Data supplied →
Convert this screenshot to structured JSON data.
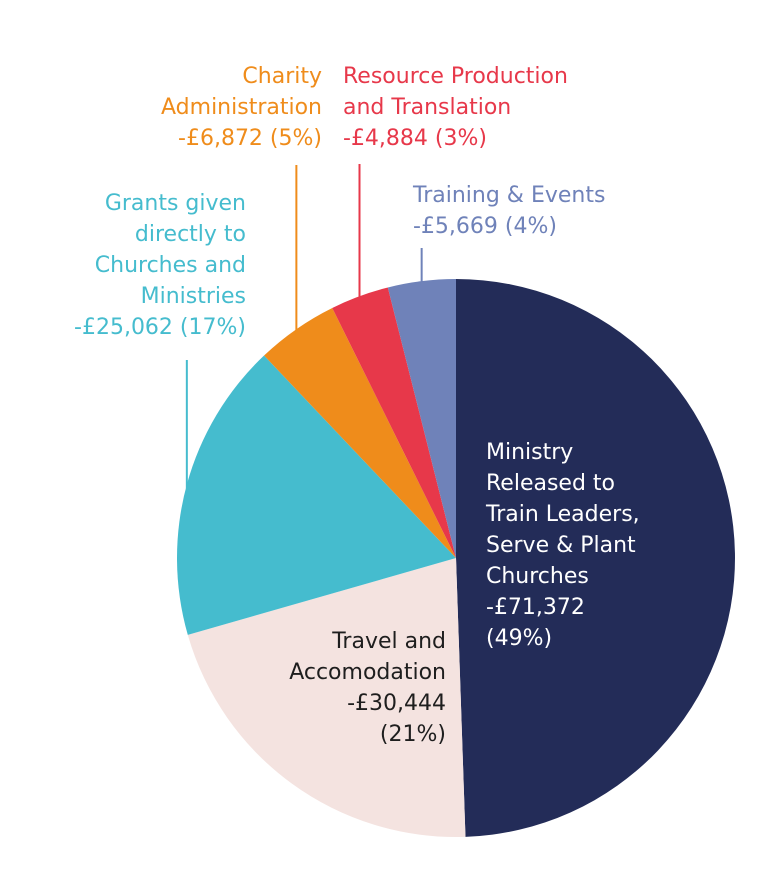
{
  "chart_data": {
    "type": "pie",
    "title": "",
    "slices": [
      {
        "category": "Ministry Released to Train Leaders, Serve & Plant Churches",
        "value": 71372,
        "percent": 49,
        "color": "#232c58",
        "label_lines": [
          "Ministry",
          "Released to",
          "Train Leaders,",
          "Serve & Plant",
          "Churches",
          "-£71,372",
          "(49%)"
        ],
        "label_color": "#ffffff"
      },
      {
        "category": "Travel and Accomodation",
        "value": 30444,
        "percent": 21,
        "color": "#f4e3e0",
        "label_lines": [
          "Travel and",
          "Accomodation",
          "-£30,444",
          "(21%)"
        ],
        "label_color": "#1e1e1e"
      },
      {
        "category": "Grants given directly to Churches and Ministries",
        "value": 25062,
        "percent": 17,
        "color": "#45bcce",
        "label_lines": [
          "Grants given",
          "directly to",
          "Churches and",
          "Ministries",
          "-£25,062 (17%)"
        ],
        "label_color": "#45bcce"
      },
      {
        "category": "Charity Administration",
        "value": 6872,
        "percent": 5,
        "color": "#ef8c1b",
        "label_lines": [
          "Charity",
          "Administration",
          "-£6,872 (5%)"
        ],
        "label_color": "#ef8c1b"
      },
      {
        "category": "Resource Production and Translation",
        "value": 4884,
        "percent": 3,
        "color": "#e7384a",
        "label_lines": [
          "Resource Production",
          "and Translation",
          "-£4,884 (3%)"
        ],
        "label_color": "#e7384a"
      },
      {
        "category": "Training & Events",
        "value": 5669,
        "percent": 4,
        "color": "#6f82b9",
        "label_lines": [
          "Training & Events",
          "-£5,669 (4%)"
        ],
        "label_color": "#6f82b9"
      }
    ]
  }
}
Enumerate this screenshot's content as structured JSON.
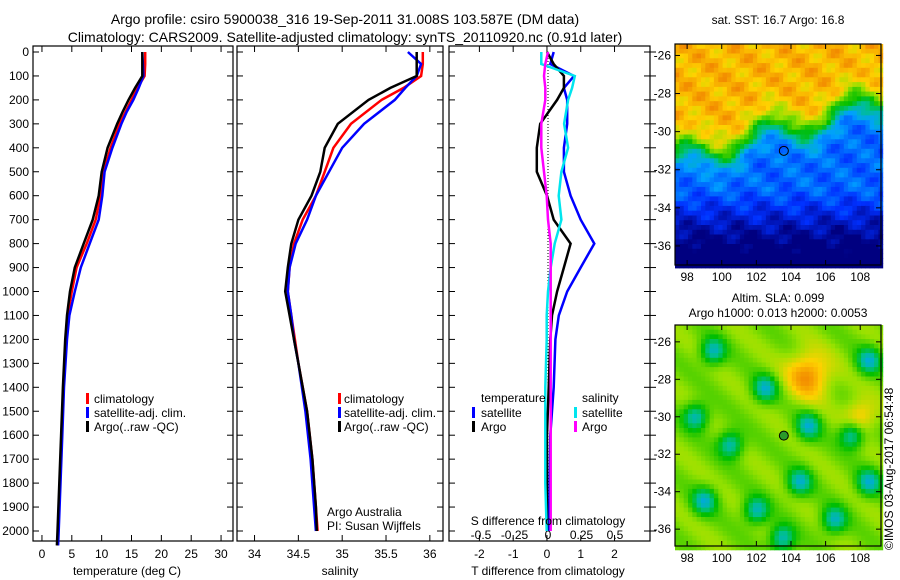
{
  "title": {
    "line1": "Argo profile: csiro 5900038_316 19-Sep-2011 31.008S 103.587E (DM data)",
    "line2": "Climatology: CARS2009. Satellite-adjusted climatology: synTS_20110920.nc (0.91d later)"
  },
  "colors": {
    "climatology": "#ff0000",
    "satellite": "#0000ff",
    "argo": "#000000",
    "s_satellite": "#00e5ee",
    "s_argo": "#ff00ff"
  },
  "legend": {
    "climatology": "climatology",
    "satellite_clim": "satellite-adj. clim.",
    "argo": "Argo(..raw -QC)",
    "temperature": "temperature",
    "salinity": "salinity",
    "satellite": "satellite",
    "argo_short": "Argo"
  },
  "annotation": {
    "line1": "Argo Australia",
    "line2": "PI: Susan Wijffels"
  },
  "credit": "©IMOS 03-Aug-2017 06:54:48",
  "chart_data": [
    {
      "type": "line",
      "xlabel": "temperature (deg C)",
      "ylabel": "",
      "xlim": [
        -1.5,
        32
      ],
      "ylim": [
        2060,
        0
      ],
      "xticks": [
        "0",
        "5",
        "10",
        "15",
        "20",
        "25",
        "30"
      ],
      "xtick_values": [
        0,
        5,
        10,
        15,
        20,
        25,
        30
      ],
      "yticks": [
        "0",
        "100",
        "200",
        "300",
        "400",
        "500",
        "600",
        "700",
        "800",
        "900",
        "1000",
        "1100",
        "1200",
        "1300",
        "1400",
        "1500",
        "1600",
        "1700",
        "1800",
        "1900",
        "2000"
      ],
      "depth": [
        0,
        50,
        100,
        150,
        200,
        250,
        300,
        400,
        500,
        600,
        700,
        800,
        900,
        1000,
        1100,
        1200,
        1400,
        1600,
        1800,
        2000,
        2060
      ],
      "series": [
        {
          "name": "climatology",
          "color": "#ff0000",
          "values": [
            17.3,
            17.3,
            17.2,
            16,
            15,
            14,
            13,
            11.5,
            10.3,
            9.8,
            9,
            7.5,
            5.8,
            5,
            4.3,
            4,
            3.6,
            3.3,
            3,
            2.7,
            2.6
          ]
        },
        {
          "name": "satellite-adj. clim.",
          "color": "#0000ff",
          "values": [
            16.8,
            16.9,
            17,
            16.2,
            15.3,
            14.2,
            13.3,
            11.8,
            10.5,
            10.1,
            9.5,
            8,
            6.5,
            5.5,
            4.6,
            4.2,
            3.7,
            3.4,
            3.1,
            2.8,
            2.7
          ]
        },
        {
          "name": "Argo(..raw -QC)",
          "color": "#000000",
          "values": [
            16.8,
            16.8,
            16.8,
            15.6,
            14.5,
            13.5,
            12.6,
            11,
            10,
            9.5,
            8.5,
            7,
            5.5,
            4.7,
            4.2,
            3.9,
            3.5,
            3.2,
            2.9,
            2.6,
            2.5
          ]
        }
      ]
    },
    {
      "type": "line",
      "xlabel": "salinity",
      "xlim": [
        33.8,
        36.15
      ],
      "ylim": [
        2060,
        0
      ],
      "xticks": [
        "34",
        "34.5",
        "35",
        "35.5",
        "36"
      ],
      "xtick_values": [
        34,
        34.5,
        35,
        35.5,
        36
      ],
      "depth": [
        0,
        50,
        100,
        150,
        200,
        300,
        400,
        500,
        600,
        700,
        800,
        900,
        1000,
        1100,
        1200,
        1300,
        1500,
        1700,
        1900,
        2000
      ],
      "series": [
        {
          "name": "climatology",
          "color": "#ff0000",
          "values": [
            35.92,
            35.92,
            35.9,
            35.7,
            35.45,
            35.1,
            34.9,
            34.8,
            34.7,
            34.55,
            34.45,
            34.4,
            34.38,
            34.42,
            34.46,
            34.5,
            34.6,
            34.66,
            34.7,
            34.72
          ]
        },
        {
          "name": "satellite-adj. clim.",
          "color": "#0000ff",
          "values": [
            35.75,
            35.9,
            35.85,
            35.72,
            35.6,
            35.25,
            35,
            34.85,
            34.7,
            34.6,
            34.47,
            34.4,
            34.38,
            34.42,
            34.45,
            34.5,
            34.58,
            34.64,
            34.68,
            34.7
          ]
        },
        {
          "name": "Argo(..raw -QC)",
          "color": "#000000",
          "values": [
            35.85,
            35.85,
            35.85,
            35.55,
            35.3,
            34.95,
            34.8,
            34.75,
            34.65,
            34.5,
            34.42,
            34.38,
            34.35,
            34.4,
            34.45,
            34.5,
            34.6,
            34.66,
            34.7,
            34.71
          ]
        }
      ]
    },
    {
      "type": "line",
      "xlabel": "T difference from climatology",
      "x2label": "S difference from climatology",
      "xlim": [
        -2.9,
        3.05
      ],
      "ylim": [
        2060,
        0
      ],
      "xticks": [
        "-2",
        "-1",
        "0",
        "1",
        "2"
      ],
      "xtick_values": [
        -2,
        -1,
        0,
        1,
        2
      ],
      "x2ticks": [
        "-0.5",
        "-0.25",
        "0",
        "0.25",
        "0.5"
      ],
      "x2tick_values": [
        -0.5,
        -0.25,
        0,
        0.25,
        0.5
      ],
      "depth": [
        0,
        50,
        100,
        150,
        200,
        300,
        400,
        500,
        600,
        700,
        800,
        900,
        1000,
        1100,
        1200,
        1400,
        1600,
        1800,
        2000
      ],
      "series": [
        {
          "name": "temperature satellite",
          "color": "#0000ff",
          "units": "T",
          "values": [
            0.2,
            0.1,
            0.8,
            0.5,
            0.6,
            0.6,
            0.5,
            0.5,
            0.7,
            1.0,
            1.4,
            1.0,
            0.6,
            0.35,
            0.25,
            0.2,
            0.1,
            0.08,
            0.05
          ]
        },
        {
          "name": "temperature Argo",
          "color": "#000000",
          "units": "T",
          "values": [
            0,
            0.2,
            0.5,
            0.5,
            0.3,
            -0.2,
            -0.3,
            -0.3,
            0,
            0.2,
            0.7,
            0.5,
            0.3,
            0.15,
            0.1,
            0.05,
            0,
            0,
            0
          ]
        },
        {
          "name": "salinity satellite",
          "color": "#00e5ee",
          "units": "S",
          "values": [
            -0.05,
            -0.05,
            0.2,
            0.18,
            0.15,
            0.12,
            0.15,
            0.1,
            0.08,
            0.1,
            0.05,
            0.02,
            0,
            -0.01,
            -0.01,
            -0.02,
            -0.02,
            -0.02,
            -0.01
          ]
        },
        {
          "name": "salinity Argo",
          "color": "#ff00ff",
          "units": "S",
          "values": [
            0,
            -0.02,
            -0.03,
            -0.02,
            -0.02,
            -0.05,
            -0.05,
            -0.03,
            -0.01,
            0,
            0.02,
            0.02,
            0.02,
            0.02,
            0.02,
            0.02,
            0.02,
            0.02,
            0.02
          ]
        }
      ]
    }
  ],
  "maps": [
    {
      "title": "sat. SST: 16.7 Argo: 16.8",
      "lat_ticks": [
        "-26",
        "-28",
        "-30",
        "-32",
        "-34",
        "-36"
      ],
      "lat_values": [
        -26,
        -28,
        -30,
        -32,
        -34,
        -36
      ],
      "lon_ticks": [
        "98",
        "100",
        "102",
        "104",
        "106",
        "108"
      ],
      "lon_values": [
        98,
        100,
        102,
        104,
        106,
        108
      ],
      "float_lat": -31.008,
      "float_lon": 103.587
    },
    {
      "title": "Altim. SLA: 0.099",
      "subtitle": "Argo h1000: 0.013 h2000: 0.0053",
      "lat_ticks": [
        "-26",
        "-28",
        "-30",
        "-32",
        "-34",
        "-36"
      ],
      "lat_values": [
        -26,
        -28,
        -30,
        -32,
        -34,
        -36
      ],
      "lon_ticks": [
        "98",
        "100",
        "102",
        "104",
        "106",
        "108"
      ],
      "lon_values": [
        98,
        100,
        102,
        104,
        106,
        108
      ],
      "float_lat": -31.008,
      "float_lon": 103.587
    }
  ]
}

Aim of the task → Count how many lines of the material hold the string "category". Give the number and nothing more.

Written solution → 6